**TASK REQUIREMENTS:**
Repeat everything in the material exactly.

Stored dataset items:
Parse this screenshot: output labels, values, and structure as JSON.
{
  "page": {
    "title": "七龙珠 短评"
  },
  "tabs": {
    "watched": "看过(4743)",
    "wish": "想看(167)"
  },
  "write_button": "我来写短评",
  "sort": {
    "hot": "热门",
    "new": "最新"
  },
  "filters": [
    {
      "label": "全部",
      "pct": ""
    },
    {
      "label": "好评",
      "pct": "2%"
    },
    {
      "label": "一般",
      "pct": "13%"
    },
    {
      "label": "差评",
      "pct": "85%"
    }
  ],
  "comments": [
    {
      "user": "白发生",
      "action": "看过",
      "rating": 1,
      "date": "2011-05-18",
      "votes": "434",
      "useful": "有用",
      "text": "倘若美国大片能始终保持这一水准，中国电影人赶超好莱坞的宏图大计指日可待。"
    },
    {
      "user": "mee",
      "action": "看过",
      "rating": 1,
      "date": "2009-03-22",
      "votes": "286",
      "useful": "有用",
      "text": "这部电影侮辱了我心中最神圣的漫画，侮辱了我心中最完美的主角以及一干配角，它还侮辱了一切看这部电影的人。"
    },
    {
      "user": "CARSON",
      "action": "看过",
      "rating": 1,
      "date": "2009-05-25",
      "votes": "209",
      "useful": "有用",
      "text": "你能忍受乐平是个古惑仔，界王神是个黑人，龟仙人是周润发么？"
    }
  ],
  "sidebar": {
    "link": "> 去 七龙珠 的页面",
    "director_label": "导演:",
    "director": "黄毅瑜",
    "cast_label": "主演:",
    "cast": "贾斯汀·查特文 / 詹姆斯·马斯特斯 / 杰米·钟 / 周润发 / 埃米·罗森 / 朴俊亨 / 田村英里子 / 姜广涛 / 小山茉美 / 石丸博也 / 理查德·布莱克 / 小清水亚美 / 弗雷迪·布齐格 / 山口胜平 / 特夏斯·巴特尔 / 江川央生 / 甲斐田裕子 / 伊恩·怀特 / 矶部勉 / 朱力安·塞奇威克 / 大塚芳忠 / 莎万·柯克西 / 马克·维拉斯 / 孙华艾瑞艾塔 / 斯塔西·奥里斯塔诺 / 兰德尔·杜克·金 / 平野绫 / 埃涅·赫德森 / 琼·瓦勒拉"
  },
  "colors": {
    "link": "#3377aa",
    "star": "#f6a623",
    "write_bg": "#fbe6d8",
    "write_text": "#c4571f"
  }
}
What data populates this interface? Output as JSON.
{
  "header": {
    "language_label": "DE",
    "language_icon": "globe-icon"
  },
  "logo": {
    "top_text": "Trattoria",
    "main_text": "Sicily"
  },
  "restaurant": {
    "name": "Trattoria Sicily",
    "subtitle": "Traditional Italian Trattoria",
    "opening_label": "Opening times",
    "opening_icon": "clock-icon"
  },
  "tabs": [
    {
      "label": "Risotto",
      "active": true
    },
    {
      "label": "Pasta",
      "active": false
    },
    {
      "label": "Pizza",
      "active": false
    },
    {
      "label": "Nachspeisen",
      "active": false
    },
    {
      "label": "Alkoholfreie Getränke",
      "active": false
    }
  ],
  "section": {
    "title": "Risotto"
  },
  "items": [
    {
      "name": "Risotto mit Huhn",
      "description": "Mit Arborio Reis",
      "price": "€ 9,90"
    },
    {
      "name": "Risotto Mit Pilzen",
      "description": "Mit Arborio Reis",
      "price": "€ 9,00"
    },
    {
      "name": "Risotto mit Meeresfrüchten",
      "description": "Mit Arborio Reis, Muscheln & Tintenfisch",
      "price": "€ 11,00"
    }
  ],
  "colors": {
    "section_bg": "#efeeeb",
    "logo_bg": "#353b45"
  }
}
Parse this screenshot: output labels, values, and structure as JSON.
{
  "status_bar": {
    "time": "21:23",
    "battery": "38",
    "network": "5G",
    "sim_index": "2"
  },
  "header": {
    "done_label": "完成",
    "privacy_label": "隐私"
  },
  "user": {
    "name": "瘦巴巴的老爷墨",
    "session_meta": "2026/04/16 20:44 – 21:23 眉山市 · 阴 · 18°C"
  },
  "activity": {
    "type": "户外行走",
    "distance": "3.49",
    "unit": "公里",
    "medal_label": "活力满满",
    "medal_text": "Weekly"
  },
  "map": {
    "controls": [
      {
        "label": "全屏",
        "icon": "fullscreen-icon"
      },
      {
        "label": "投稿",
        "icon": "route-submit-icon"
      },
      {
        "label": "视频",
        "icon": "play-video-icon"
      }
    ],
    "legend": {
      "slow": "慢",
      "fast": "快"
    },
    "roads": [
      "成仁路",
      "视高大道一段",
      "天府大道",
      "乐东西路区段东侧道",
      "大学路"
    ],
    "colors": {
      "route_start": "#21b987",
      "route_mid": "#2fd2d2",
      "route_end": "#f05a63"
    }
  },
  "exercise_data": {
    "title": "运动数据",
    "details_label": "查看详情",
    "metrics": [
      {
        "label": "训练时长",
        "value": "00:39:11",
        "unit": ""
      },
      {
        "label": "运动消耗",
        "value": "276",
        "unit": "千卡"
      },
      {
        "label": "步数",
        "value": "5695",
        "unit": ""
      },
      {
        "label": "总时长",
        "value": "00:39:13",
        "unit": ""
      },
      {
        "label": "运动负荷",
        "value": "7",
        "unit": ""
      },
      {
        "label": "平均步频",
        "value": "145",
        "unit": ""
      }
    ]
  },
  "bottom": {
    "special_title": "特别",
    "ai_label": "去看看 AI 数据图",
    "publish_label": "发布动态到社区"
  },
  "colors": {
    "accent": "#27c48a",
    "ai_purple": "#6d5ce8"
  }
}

**TASK RESULT:**
Parse this screenshot: output labels, values, and structure as JSON.
{
  "page": {
    "title": "七龙珠 短评"
  },
  "tabs": {
    "watched": "看过(4743)",
    "wish": "想看(167)"
  },
  "write_button": "我来写短评",
  "sort": {
    "hot": "热门",
    "new": "最新"
  },
  "filters": [
    {
      "label": "全部",
      "pct": ""
    },
    {
      "label": "好评",
      "pct": "2%"
    },
    {
      "label": "一般",
      "pct": "13%"
    },
    {
      "label": "差评",
      "pct": "85%"
    }
  ],
  "comments": [
    {
      "user": "白发生",
      "action": "看过",
      "rating": 1,
      "date": "2011-05-18",
      "votes": "434",
      "useful": "有用",
      "text": "倘若美国大片能始终保持这一水准，中国电影人赶超好莱坞的宏图大计指日可待。"
    },
    {
      "user": "mee",
      "action": "看过",
      "rating": 1,
      "date": "2009-03-22",
      "votes": "286",
      "useful": "有用",
      "text": "这部电影侮辱了我心中最神圣的漫画，侮辱了我心中最完美的主角以及一干配角，它还侮辱了一切看这部电影的人。"
    },
    {
      "user": "CARSON",
      "action": "看过",
      "rating": 1,
      "date": "2009-05-25",
      "votes": "209",
      "useful": "有用",
      "text": "你能忍受乐平是个古惑仔，界王神是个黑人，龟仙人是周润发么？"
    }
  ],
  "sidebar": {
    "link": "> 去 七龙珠 的页面",
    "director_label": "导演:",
    "director": "黄毅瑜",
    "cast_label": "主演:",
    "cast": "贾斯汀·查特文 / 詹姆斯·马斯特斯 / 杰米·钟 / 周润发 / 埃米·罗森 / 朴俊亨 / 田村英里子 / 姜广涛 / 小山茉美 / 石丸博也 / 理查德·布莱克 / 小清水亚美 / 弗雷迪·布齐格 / 山口胜平 / 特夏斯·巴特尔 / 江川央生 / 甲斐田裕子 / 伊恩·怀特 / 矶部勉 / 朱力安·塞奇威克 / 大塚芳忠 / 莎万·柯克西 / 马克·维拉斯 / 孙华艾瑞艾塔 / 斯塔西·奥里斯塔诺 / 兰德尔·杜克·金 / 平野绫 / 埃涅·赫德森 / 琼·瓦勒拉"
  },
  "colors": {
    "link": "#3377aa",
    "star": "#f6a623",
    "write_bg": "#fbe6d8",
    "write_text": "#c4571f"
  }
}
What data populates this interface? Output as JSON.
{
  "header": {
    "language_label": "DE",
    "language_icon": "globe-icon"
  },
  "logo": {
    "top_text": "Trattoria",
    "main_text": "Sicily"
  },
  "restaurant": {
    "name": "Trattoria Sicily",
    "subtitle": "Traditional Italian Trattoria",
    "opening_label": "Opening times",
    "opening_icon": "clock-icon"
  },
  "tabs": [
    {
      "label": "Risotto",
      "active": true
    },
    {
      "label": "Pasta",
      "active": false
    },
    {
      "label": "Pizza",
      "active": false
    },
    {
      "label": "Nachspeisen",
      "active": false
    },
    {
      "label": "Alkoholfreie Getränke",
      "active": false
    }
  ],
  "section": {
    "title": "Risotto"
  },
  "items": [
    {
      "name": "Risotto mit Huhn",
      "description": "Mit Arborio Reis",
      "price": "€ 9,90"
    },
    {
      "name": "Risotto Mit Pilzen",
      "description": "Mit Arborio Reis",
      "price": "€ 9,00"
    },
    {
      "name": "Risotto mit Meeresfrüchten",
      "description": "Mit Arborio Reis, Muscheln & Tintenfisch",
      "price": "€ 11,00"
    }
  ],
  "colors": {
    "section_bg": "#efeeeb",
    "logo_bg": "#353b45"
  }
}
Parse this screenshot: output labels, values, and structure as JSON.
{
  "status_bar": {
    "time": "21:23",
    "battery": "38",
    "network": "5G",
    "sim_index": "2"
  },
  "header": {
    "done_label": "完成",
    "privacy_label": "隐私"
  },
  "user": {
    "name": "瘦巴巴的老爷墨",
    "session_meta": "2026/04/16 20:44 – 21:23 眉山市 · 阴 · 18°C"
  },
  "activity": {
    "type": "户外行走",
    "distance": "3.49",
    "unit": "公里",
    "medal_label": "活力满满",
    "medal_text": "Weekly"
  },
  "map": {
    "controls": [
      {
        "label": "全屏",
        "icon": "fullscreen-icon"
      },
      {
        "label": "投稿",
        "icon": "route-submit-icon"
      },
      {
        "label": "视频",
        "icon": "play-video-icon"
      }
    ],
    "legend": {
      "slow": "慢",
      "fast": "快"
    },
    "roads": [
      "成仁路",
      "视高大道一段",
      "天府大道",
      "乐东西路区段东侧道",
      "大学路"
    ],
    "colors": {
      "route_start": "#21b987",
      "route_mid": "#2fd2d2",
      "route_end": "#f05a63"
    }
  },
  "exercise_data": {
    "title": "运动数据",
    "details_label": "查看详情",
    "metrics": [
      {
        "label": "训练时长",
        "value": "00:39:11",
        "unit": ""
      },
      {
        "label": "运动消耗",
        "value": "276",
        "unit": "千卡"
      },
      {
        "label": "步数",
        "value": "5695",
        "unit": ""
      },
      {
        "label": "总时长",
        "value": "00:39:13",
        "unit": ""
      },
      {
        "label": "运动负荷",
        "value": "7",
        "unit": ""
      },
      {
        "label": "平均步频",
        "value": "145",
        "unit": ""
      }
    ]
  },
  "bottom": {
    "special_title": "特别",
    "ai_label": "去看看 AI 数据图",
    "publish_label": "发布动态到社区"
  },
  "colors": {
    "accent": "#27c48a",
    "ai_purple": "#6d5ce8"
  }
}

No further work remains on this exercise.